The data:
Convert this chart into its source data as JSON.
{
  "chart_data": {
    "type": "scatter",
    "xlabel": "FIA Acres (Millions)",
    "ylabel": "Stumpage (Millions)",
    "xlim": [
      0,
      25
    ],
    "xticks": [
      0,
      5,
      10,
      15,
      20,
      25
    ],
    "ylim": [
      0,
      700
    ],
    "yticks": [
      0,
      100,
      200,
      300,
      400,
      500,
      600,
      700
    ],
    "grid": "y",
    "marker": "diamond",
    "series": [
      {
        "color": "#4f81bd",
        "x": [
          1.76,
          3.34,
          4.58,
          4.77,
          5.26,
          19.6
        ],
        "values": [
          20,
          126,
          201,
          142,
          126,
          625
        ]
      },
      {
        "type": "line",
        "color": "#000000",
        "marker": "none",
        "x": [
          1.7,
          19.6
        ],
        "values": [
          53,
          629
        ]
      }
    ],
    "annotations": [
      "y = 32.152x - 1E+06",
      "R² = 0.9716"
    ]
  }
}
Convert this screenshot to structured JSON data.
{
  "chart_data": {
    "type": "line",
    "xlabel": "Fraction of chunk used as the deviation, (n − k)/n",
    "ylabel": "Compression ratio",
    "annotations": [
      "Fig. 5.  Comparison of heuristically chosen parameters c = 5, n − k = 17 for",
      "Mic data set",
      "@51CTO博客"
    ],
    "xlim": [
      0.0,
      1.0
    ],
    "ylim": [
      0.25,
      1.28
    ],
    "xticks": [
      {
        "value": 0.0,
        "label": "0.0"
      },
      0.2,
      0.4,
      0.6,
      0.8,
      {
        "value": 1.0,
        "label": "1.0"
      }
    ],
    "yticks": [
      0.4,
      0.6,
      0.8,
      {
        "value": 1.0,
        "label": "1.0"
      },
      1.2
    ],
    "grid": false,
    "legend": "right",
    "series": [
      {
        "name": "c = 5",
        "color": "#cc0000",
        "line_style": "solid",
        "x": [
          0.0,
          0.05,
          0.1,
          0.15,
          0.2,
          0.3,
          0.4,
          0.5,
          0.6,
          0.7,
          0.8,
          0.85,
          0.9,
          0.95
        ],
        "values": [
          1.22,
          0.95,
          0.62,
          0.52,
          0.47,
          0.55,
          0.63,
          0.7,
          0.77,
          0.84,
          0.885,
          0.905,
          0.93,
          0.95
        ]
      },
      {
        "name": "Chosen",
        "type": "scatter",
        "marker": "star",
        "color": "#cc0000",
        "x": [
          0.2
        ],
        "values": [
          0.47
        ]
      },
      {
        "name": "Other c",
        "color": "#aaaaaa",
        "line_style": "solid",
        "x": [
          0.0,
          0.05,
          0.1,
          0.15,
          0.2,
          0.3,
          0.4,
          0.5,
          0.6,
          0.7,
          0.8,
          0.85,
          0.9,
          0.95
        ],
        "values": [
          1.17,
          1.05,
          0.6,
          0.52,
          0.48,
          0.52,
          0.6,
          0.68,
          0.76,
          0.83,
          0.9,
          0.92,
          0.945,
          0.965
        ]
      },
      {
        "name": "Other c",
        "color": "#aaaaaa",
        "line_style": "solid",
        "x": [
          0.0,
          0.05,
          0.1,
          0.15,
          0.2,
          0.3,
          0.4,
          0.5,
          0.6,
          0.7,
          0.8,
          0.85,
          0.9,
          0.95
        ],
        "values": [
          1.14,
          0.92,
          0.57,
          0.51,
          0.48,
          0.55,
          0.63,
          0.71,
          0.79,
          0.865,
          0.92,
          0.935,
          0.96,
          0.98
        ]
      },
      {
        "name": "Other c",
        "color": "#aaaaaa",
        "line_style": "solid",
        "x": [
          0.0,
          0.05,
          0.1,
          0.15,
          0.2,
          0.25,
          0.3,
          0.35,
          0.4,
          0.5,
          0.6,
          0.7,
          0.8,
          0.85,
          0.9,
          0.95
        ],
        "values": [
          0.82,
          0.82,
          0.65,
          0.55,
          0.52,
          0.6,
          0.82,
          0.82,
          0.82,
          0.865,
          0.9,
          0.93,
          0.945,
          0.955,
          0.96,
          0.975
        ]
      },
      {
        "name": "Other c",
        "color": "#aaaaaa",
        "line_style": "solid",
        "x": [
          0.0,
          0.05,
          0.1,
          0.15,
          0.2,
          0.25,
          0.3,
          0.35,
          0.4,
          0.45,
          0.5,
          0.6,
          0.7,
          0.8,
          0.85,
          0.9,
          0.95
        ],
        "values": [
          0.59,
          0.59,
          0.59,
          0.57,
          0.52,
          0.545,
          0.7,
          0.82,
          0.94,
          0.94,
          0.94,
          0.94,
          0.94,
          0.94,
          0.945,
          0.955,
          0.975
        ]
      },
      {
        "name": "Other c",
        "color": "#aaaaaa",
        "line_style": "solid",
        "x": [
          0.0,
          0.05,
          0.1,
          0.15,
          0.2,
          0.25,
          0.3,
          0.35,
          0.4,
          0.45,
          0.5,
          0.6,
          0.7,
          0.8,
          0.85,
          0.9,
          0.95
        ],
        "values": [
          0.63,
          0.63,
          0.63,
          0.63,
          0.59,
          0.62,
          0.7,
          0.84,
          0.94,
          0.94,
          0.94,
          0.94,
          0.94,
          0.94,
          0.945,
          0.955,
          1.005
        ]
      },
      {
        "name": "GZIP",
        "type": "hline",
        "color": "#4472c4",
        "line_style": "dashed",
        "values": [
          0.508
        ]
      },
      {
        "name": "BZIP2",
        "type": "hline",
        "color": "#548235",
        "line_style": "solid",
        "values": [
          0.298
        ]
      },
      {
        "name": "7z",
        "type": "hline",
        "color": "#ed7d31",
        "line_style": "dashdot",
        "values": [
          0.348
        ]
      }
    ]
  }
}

What this task involves: Show the data once more, exactly as it was written.

Reply:
Convert this chart into its source data as JSON.
{
  "chart_data": {
    "type": "scatter",
    "xlabel": "FIA Acres (Millions)",
    "ylabel": "Stumpage (Millions)",
    "xlim": [
      0,
      25
    ],
    "xticks": [
      0,
      5,
      10,
      15,
      20,
      25
    ],
    "ylim": [
      0,
      700
    ],
    "yticks": [
      0,
      100,
      200,
      300,
      400,
      500,
      600,
      700
    ],
    "grid": "y",
    "marker": "diamond",
    "series": [
      {
        "color": "#4f81bd",
        "x": [
          1.76,
          3.34,
          4.58,
          4.77,
          5.26,
          19.6
        ],
        "values": [
          20,
          126,
          201,
          142,
          126,
          625
        ]
      },
      {
        "type": "line",
        "color": "#000000",
        "marker": "none",
        "x": [
          1.7,
          19.6
        ],
        "values": [
          53,
          629
        ]
      }
    ],
    "annotations": [
      "y = 32.152x - 1E+06",
      "R² = 0.9716"
    ]
  }
}
Convert this screenshot to structured JSON data.
{
  "chart_data": {
    "type": "line",
    "xlabel": "Fraction of chunk used as the deviation, (n − k)/n",
    "ylabel": "Compression ratio",
    "annotations": [
      "Fig. 5.  Comparison of heuristically chosen parameters c = 5, n − k = 17 for",
      "Mic data set",
      "@51CTO博客"
    ],
    "xlim": [
      0.0,
      1.0
    ],
    "ylim": [
      0.25,
      1.28
    ],
    "xticks": [
      {
        "value": 0.0,
        "label": "0.0"
      },
      0.2,
      0.4,
      0.6,
      0.8,
      {
        "value": 1.0,
        "label": "1.0"
      }
    ],
    "yticks": [
      0.4,
      0.6,
      0.8,
      {
        "value": 1.0,
        "label": "1.0"
      },
      1.2
    ],
    "grid": false,
    "legend": "right",
    "series": [
      {
        "name": "c = 5",
        "color": "#cc0000",
        "line_style": "solid",
        "x": [
          0.0,
          0.05,
          0.1,
          0.15,
          0.2,
          0.3,
          0.4,
          0.5,
          0.6,
          0.7,
          0.8,
          0.85,
          0.9,
          0.95
        ],
        "values": [
          1.22,
          0.95,
          0.62,
          0.52,
          0.47,
          0.55,
          0.63,
          0.7,
          0.77,
          0.84,
          0.885,
          0.905,
          0.93,
          0.95
        ]
      },
      {
        "name": "Chosen",
        "type": "scatter",
        "marker": "star",
        "color": "#cc0000",
        "x": [
          0.2
        ],
        "values": [
          0.47
        ]
      },
      {
        "name": "Other c",
        "color": "#aaaaaa",
        "line_style": "solid",
        "x": [
          0.0,
          0.05,
          0.1,
          0.15,
          0.2,
          0.3,
          0.4,
          0.5,
          0.6,
          0.7,
          0.8,
          0.85,
          0.9,
          0.95
        ],
        "values": [
          1.17,
          1.05,
          0.6,
          0.52,
          0.48,
          0.52,
          0.6,
          0.68,
          0.76,
          0.83,
          0.9,
          0.92,
          0.945,
          0.965
        ]
      },
      {
        "name": "Other c",
        "color": "#aaaaaa",
        "line_style": "solid",
        "x": [
          0.0,
          0.05,
          0.1,
          0.15,
          0.2,
          0.3,
          0.4,
          0.5,
          0.6,
          0.7,
          0.8,
          0.85,
          0.9,
          0.95
        ],
        "values": [
          1.14,
          0.92,
          0.57,
          0.51,
          0.48,
          0.55,
          0.63,
          0.71,
          0.79,
          0.865,
          0.92,
          0.935,
          0.96,
          0.98
        ]
      },
      {
        "name": "Other c",
        "color": "#aaaaaa",
        "line_style": "solid",
        "x": [
          0.0,
          0.05,
          0.1,
          0.15,
          0.2,
          0.25,
          0.3,
          0.35,
          0.4,
          0.5,
          0.6,
          0.7,
          0.8,
          0.85,
          0.9,
          0.95
        ],
        "values": [
          0.82,
          0.82,
          0.65,
          0.55,
          0.52,
          0.6,
          0.82,
          0.82,
          0.82,
          0.865,
          0.9,
          0.93,
          0.945,
          0.955,
          0.96,
          0.975
        ]
      },
      {
        "name": "Other c",
        "color": "#aaaaaa",
        "line_style": "solid",
        "x": [
          0.0,
          0.05,
          0.1,
          0.15,
          0.2,
          0.25,
          0.3,
          0.35,
          0.4,
          0.45,
          0.5,
          0.6,
          0.7,
          0.8,
          0.85,
          0.9,
          0.95
        ],
        "values": [
          0.59,
          0.59,
          0.59,
          0.57,
          0.52,
          0.545,
          0.7,
          0.82,
          0.94,
          0.94,
          0.94,
          0.94,
          0.94,
          0.94,
          0.945,
          0.955,
          0.975
        ]
      },
      {
        "name": "Other c",
        "color": "#aaaaaa",
        "line_style": "solid",
        "x": [
          0.0,
          0.05,
          0.1,
          0.15,
          0.2,
          0.25,
          0.3,
          0.35,
          0.4,
          0.45,
          0.5,
          0.6,
          0.7,
          0.8,
          0.85,
          0.9,
          0.95
        ],
        "values": [
          0.63,
          0.63,
          0.63,
          0.63,
          0.59,
          0.62,
          0.7,
          0.84,
          0.94,
          0.94,
          0.94,
          0.94,
          0.94,
          0.94,
          0.945,
          0.955,
          1.005
        ]
      },
      {
        "name": "GZIP",
        "type": "hline",
        "color": "#4472c4",
        "line_style": "dashed",
        "values": [
          0.508
        ]
      },
      {
        "name": "BZIP2",
        "type": "hline",
        "color": "#548235",
        "line_style": "solid",
        "values": [
          0.298
        ]
      },
      {
        "name": "7z",
        "type": "hline",
        "color": "#ed7d31",
        "line_style": "dashdot",
        "values": [
          0.348
        ]
      }
    ]
  }
}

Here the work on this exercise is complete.